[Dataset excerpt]
*****

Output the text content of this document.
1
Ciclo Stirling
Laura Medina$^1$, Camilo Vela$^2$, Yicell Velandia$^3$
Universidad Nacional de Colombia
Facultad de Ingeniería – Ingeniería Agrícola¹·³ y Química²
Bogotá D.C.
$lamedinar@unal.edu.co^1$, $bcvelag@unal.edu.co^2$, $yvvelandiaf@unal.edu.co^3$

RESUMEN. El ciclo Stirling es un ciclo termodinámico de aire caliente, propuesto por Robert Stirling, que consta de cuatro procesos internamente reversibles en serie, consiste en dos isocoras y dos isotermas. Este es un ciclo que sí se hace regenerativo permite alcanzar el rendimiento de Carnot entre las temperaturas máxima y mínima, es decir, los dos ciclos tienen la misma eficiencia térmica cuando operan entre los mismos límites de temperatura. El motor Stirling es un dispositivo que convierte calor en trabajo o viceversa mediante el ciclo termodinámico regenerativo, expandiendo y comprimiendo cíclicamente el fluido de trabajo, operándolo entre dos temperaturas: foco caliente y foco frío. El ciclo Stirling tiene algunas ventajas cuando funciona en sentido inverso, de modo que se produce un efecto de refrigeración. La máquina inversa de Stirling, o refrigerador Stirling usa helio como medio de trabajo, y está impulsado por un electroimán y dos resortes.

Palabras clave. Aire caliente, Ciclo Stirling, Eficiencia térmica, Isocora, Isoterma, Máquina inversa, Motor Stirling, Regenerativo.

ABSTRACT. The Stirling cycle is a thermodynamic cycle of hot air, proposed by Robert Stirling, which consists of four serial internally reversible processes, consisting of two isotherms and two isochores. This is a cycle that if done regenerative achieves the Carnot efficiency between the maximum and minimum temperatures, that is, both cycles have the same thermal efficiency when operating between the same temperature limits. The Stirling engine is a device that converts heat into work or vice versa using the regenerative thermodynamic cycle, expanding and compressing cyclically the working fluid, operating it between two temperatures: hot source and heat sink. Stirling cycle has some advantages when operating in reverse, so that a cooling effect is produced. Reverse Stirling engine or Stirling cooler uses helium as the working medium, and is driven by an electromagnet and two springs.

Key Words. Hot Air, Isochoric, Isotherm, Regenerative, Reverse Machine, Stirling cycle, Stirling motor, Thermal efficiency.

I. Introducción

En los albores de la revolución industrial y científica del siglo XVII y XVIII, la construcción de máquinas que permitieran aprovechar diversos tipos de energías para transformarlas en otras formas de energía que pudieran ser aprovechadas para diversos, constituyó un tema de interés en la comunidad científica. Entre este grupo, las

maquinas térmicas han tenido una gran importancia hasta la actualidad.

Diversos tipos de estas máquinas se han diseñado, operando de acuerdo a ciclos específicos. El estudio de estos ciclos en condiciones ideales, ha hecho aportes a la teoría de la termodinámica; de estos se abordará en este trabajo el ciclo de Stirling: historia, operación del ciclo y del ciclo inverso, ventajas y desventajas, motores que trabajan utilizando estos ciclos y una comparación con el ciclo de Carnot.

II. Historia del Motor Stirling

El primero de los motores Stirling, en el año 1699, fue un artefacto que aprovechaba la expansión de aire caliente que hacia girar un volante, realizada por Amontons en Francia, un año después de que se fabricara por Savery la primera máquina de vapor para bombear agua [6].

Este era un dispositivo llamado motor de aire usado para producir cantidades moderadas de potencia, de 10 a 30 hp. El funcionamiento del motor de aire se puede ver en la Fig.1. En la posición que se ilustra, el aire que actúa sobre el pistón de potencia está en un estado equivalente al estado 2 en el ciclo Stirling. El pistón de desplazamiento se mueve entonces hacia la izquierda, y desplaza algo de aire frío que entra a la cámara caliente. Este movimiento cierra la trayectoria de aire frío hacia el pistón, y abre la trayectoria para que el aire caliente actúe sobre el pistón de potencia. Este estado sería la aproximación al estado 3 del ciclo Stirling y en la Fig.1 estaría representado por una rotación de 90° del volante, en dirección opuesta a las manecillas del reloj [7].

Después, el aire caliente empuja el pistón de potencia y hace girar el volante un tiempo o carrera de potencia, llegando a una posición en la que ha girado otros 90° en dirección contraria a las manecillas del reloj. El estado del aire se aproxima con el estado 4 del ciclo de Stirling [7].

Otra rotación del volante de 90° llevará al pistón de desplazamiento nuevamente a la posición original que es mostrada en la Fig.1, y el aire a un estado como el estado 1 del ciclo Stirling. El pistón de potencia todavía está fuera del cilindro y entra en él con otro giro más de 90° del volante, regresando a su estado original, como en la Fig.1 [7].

*****

** Exercise objective **
Each line of the material should be echoed exactly.

** Solution to the exercise **
Output the text content of this document.
1
Ciclo Stirling
Laura Medina$^1$, Camilo Vela$^2$, Yicell Velandia$^3$
Universidad Nacional de Colombia
Facultad de Ingeniería – Ingeniería Agrícola¹·³ y Química²
Bogotá D.C.
$lamedinar@unal.edu.co^1$, $bcvelag@unal.edu.co^2$, $yvvelandiaf@unal.edu.co^3$

RESUMEN. El ciclo Stirling es un ciclo termodinámico de aire caliente, propuesto por Robert Stirling, que consta de cuatro procesos internamente reversibles en serie, consiste en dos isocoras y dos isotermas. Este es un ciclo que sí se hace regenerativo permite alcanzar el rendimiento de Carnot entre las temperaturas máxima y mínima, es decir, los dos ciclos tienen la misma eficiencia térmica cuando operan entre los mismos límites de temperatura. El motor Stirling es un dispositivo que convierte calor en trabajo o viceversa mediante el ciclo termodinámico regenerativo, expandiendo y comprimiendo cíclicamente el fluido de trabajo, operándolo entre dos temperaturas: foco caliente y foco frío. El ciclo Stirling tiene algunas ventajas cuando funciona en sentido inverso, de modo que se produce un efecto de refrigeración. La máquina inversa de Stirling, o refrigerador Stirling usa helio como medio de trabajo, y está impulsado por un electroimán y dos resortes.

Palabras clave. Aire caliente, Ciclo Stirling, Eficiencia térmica, Isocora, Isoterma, Máquina inversa, Motor Stirling, Regenerativo.

ABSTRACT. The Stirling cycle is a thermodynamic cycle of hot air, proposed by Robert Stirling, which consists of four serial internally reversible processes, consisting of two isotherms and two isochores. This is a cycle that if done regenerative achieves the Carnot efficiency between the maximum and minimum temperatures, that is, both cycles have the same thermal efficiency when operating between the same temperature limits. The Stirling engine is a device that converts heat into work or vice versa using the regenerative thermodynamic cycle, expanding and compressing cyclically the working fluid, operating it between two temperatures: hot source and heat sink. Stirling cycle has some advantages when operating in reverse, so that a cooling effect is produced. Reverse Stirling engine or Stirling cooler uses helium as the working medium, and is driven by an electromagnet and two springs.

Key Words. Hot Air, Isochoric, Isotherm, Regenerative, Reverse Machine, Stirling cycle, Stirling motor, Thermal efficiency.

I. Introducción

En los albores de la revolución industrial y científica del siglo XVII y XVIII, la construcción de máquinas que permitieran aprovechar diversos tipos de energías para transformarlas en otras formas de energía que pudieran ser aprovechadas para diversos, constituyó un tema de interés en la comunidad científica. Entre este grupo, las

maquinas térmicas han tenido una gran importancia hasta la actualidad.

Diversos tipos de estas máquinas se han diseñado, operando de acuerdo a ciclos específicos. El estudio de estos ciclos en condiciones ideales, ha hecho aportes a la teoría de la termodinámica; de estos se abordará en este trabajo el ciclo de Stirling: historia, operación del ciclo y del ciclo inverso, ventajas y desventajas, motores que trabajan utilizando estos ciclos y una comparación con el ciclo de Carnot.

II. Historia del Motor Stirling

El primero de los motores Stirling, en el año 1699, fue un artefacto que aprovechaba la expansión de aire caliente que hacia girar un volante, realizada por Amontons en Francia, un año después de que se fabricara por Savery la primera máquina de vapor para bombear agua [6].

Este era un dispositivo llamado motor de aire usado para producir cantidades moderadas de potencia, de 10 a 30 hp. El funcionamiento del motor de aire se puede ver en la Fig.1. En la posición que se ilustra, el aire que actúa sobre el pistón de potencia está en un estado equivalente al estado 2 en el ciclo Stirling. El pistón de desplazamiento se mueve entonces hacia la izquierda, y desplaza algo de aire frío que entra a la cámara caliente. Este movimiento cierra la trayectoria de aire frío hacia el pistón, y abre la trayectoria para que el aire caliente actúe sobre el pistón de potencia. Este estado sería la aproximación al estado 3 del ciclo Stirling y en la Fig.1 estaría representado por una rotación de 90° del volante, en dirección opuesta a las manecillas del reloj [7].

Después, el aire caliente empuja el pistón de potencia y hace girar el volante un tiempo o carrera de potencia, llegando a una posición en la que ha girado otros 90° en dirección contraria a las manecillas del reloj. El estado del aire se aproxima con el estado 4 del ciclo de Stirling [7].

Otra rotación del volante de 90° llevará al pistón de desplazamiento nuevamente a la posición original que es mostrada en la Fig.1, y el aire a un estado como el estado 1 del ciclo Stirling. El pistón de potencia todavía está fuera del cilindro y entra en él con otro giro más de 90° del volante, regresando a su estado original, como en la Fig.1 [7].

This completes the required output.